(PROVIDED RECORDS)

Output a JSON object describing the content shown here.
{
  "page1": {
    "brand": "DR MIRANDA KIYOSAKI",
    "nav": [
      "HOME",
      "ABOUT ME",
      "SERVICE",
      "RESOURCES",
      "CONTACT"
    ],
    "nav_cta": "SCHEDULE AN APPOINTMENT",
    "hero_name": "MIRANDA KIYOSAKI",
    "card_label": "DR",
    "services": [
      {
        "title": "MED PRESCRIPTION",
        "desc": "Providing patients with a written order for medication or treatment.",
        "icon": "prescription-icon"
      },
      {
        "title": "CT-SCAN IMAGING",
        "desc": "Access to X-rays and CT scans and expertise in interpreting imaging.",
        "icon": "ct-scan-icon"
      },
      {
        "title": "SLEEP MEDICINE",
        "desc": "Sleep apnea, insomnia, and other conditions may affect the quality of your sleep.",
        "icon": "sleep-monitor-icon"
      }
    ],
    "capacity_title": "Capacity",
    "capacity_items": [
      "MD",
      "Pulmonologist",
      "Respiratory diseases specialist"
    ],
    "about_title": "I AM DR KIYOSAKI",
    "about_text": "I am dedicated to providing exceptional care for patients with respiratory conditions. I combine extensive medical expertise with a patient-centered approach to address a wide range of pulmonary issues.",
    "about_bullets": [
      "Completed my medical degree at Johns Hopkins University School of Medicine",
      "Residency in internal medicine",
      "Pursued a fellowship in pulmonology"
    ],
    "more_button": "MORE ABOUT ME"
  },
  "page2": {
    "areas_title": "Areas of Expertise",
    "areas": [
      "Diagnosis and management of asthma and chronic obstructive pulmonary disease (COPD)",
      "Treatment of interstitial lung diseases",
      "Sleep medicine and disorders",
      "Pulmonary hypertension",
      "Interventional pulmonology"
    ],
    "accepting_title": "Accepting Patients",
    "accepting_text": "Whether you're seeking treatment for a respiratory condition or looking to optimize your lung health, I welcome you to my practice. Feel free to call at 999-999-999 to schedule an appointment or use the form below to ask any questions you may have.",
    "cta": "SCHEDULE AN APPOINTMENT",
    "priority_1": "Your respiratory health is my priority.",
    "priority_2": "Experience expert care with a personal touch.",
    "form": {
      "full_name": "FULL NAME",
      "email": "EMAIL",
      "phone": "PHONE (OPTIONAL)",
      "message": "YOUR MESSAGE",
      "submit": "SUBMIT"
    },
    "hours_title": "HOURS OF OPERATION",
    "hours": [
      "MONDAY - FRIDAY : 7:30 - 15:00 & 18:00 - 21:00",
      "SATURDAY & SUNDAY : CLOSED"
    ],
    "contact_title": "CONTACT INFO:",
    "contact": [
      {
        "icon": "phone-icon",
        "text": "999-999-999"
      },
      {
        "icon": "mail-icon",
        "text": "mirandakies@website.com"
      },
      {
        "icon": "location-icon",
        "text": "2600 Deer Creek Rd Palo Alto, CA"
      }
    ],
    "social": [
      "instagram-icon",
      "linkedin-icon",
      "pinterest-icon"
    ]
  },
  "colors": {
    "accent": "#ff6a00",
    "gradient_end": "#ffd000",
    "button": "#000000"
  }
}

(End PROVIDED RECORDS)
(PROVIDED RECORDS)

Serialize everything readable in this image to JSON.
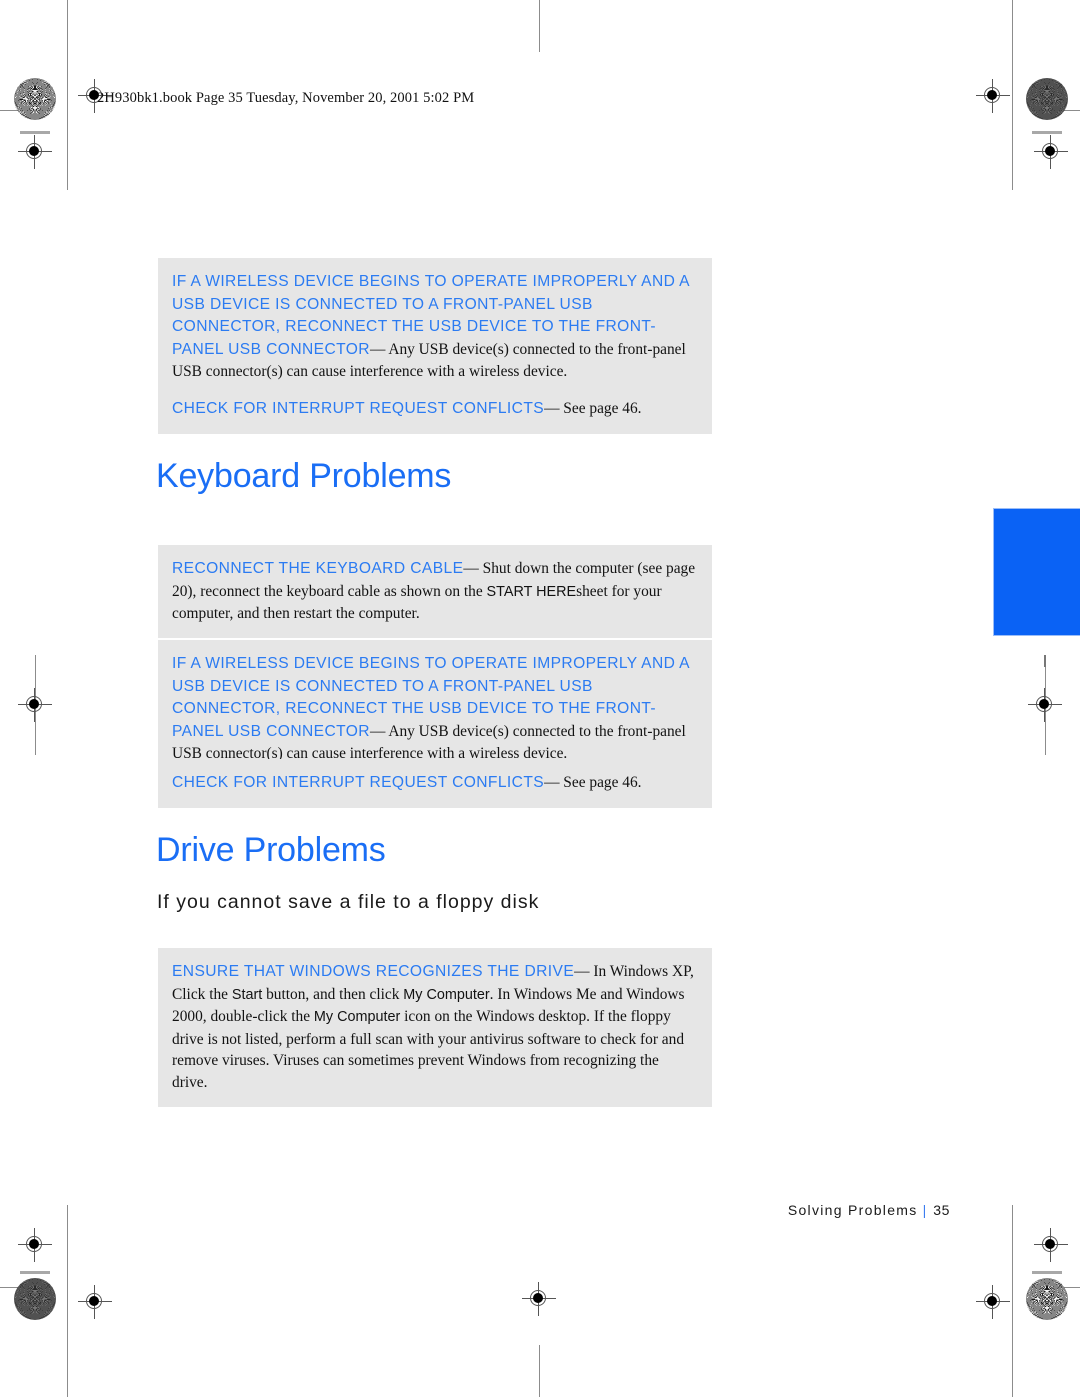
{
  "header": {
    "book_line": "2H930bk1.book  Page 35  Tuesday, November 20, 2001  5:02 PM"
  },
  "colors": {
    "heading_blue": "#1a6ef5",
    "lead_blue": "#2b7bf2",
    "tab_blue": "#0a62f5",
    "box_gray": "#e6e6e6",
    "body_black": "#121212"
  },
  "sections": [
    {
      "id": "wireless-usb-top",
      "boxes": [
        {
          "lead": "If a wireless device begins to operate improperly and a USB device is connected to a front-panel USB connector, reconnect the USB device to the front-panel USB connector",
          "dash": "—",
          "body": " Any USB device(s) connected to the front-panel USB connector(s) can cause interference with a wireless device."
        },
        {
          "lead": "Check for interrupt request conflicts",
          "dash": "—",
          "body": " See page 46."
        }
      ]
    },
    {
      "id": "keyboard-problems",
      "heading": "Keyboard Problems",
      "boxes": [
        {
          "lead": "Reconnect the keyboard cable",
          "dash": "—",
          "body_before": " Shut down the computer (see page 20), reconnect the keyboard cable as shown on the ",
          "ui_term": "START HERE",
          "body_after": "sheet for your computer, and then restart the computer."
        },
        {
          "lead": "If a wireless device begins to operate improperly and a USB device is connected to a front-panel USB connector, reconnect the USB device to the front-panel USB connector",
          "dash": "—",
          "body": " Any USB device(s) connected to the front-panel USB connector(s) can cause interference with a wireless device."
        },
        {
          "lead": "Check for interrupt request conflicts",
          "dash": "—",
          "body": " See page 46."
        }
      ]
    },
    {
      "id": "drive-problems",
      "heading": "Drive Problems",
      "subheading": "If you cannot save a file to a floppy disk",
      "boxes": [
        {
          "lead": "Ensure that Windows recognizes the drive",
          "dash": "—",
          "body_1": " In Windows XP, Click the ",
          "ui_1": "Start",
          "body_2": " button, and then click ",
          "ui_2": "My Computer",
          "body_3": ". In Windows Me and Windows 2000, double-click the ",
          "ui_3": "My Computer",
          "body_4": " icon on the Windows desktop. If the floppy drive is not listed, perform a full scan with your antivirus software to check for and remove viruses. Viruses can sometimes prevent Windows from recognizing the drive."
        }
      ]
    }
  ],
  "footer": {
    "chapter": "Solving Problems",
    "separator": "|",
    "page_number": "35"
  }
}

(End PROVIDED RECORDS)

Among the lines above, find those with the word "KIYOSAKI" and list them.

**EXERCISE SOLUTION**.
    "brand": "DR MIRANDA KIYOSAKI",
    "hero_name": "MIRANDA KIYOSAKI",
    "about_title": "I AM DR KIYOSAKI",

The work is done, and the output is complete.